What to do
Please report every line from the material that contains the word "text".

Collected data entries
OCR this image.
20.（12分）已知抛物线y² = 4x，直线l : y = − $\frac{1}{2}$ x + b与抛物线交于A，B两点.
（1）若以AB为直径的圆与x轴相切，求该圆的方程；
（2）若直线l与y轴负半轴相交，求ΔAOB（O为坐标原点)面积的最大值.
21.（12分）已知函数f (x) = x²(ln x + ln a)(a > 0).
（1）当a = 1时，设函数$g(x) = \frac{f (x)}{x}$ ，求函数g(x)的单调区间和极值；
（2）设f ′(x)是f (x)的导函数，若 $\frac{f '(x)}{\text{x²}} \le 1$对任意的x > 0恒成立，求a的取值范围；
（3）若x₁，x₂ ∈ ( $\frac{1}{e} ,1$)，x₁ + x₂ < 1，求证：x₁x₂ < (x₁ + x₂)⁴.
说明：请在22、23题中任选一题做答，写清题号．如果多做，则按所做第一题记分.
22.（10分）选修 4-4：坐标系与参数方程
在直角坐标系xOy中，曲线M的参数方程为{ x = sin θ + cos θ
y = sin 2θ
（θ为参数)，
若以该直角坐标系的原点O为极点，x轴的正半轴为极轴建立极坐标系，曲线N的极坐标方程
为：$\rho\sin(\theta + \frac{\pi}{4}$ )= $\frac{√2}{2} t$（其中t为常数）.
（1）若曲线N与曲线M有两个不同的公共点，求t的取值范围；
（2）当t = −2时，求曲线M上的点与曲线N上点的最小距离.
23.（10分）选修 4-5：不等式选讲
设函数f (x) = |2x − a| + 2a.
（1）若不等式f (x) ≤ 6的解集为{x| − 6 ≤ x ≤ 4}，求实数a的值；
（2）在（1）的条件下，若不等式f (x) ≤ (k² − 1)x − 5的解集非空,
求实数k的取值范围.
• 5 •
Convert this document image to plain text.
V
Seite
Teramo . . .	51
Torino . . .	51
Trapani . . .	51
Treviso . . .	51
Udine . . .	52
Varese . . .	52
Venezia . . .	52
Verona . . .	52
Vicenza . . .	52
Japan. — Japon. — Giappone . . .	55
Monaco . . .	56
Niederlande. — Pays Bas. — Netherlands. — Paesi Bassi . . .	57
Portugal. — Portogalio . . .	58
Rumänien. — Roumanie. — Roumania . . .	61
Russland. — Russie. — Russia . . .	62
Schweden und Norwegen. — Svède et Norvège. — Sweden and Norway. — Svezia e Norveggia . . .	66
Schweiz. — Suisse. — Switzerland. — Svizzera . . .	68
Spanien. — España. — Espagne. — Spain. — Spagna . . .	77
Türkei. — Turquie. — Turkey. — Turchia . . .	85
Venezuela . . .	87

Solution for this problem
（2）设f ′(x)是f (x)的导函数，若 $\frac{f '(x)}{\text{x²}} \le 1$对任意的x > 0恒成立，求a的取值范围；
Convert this document image to plain text.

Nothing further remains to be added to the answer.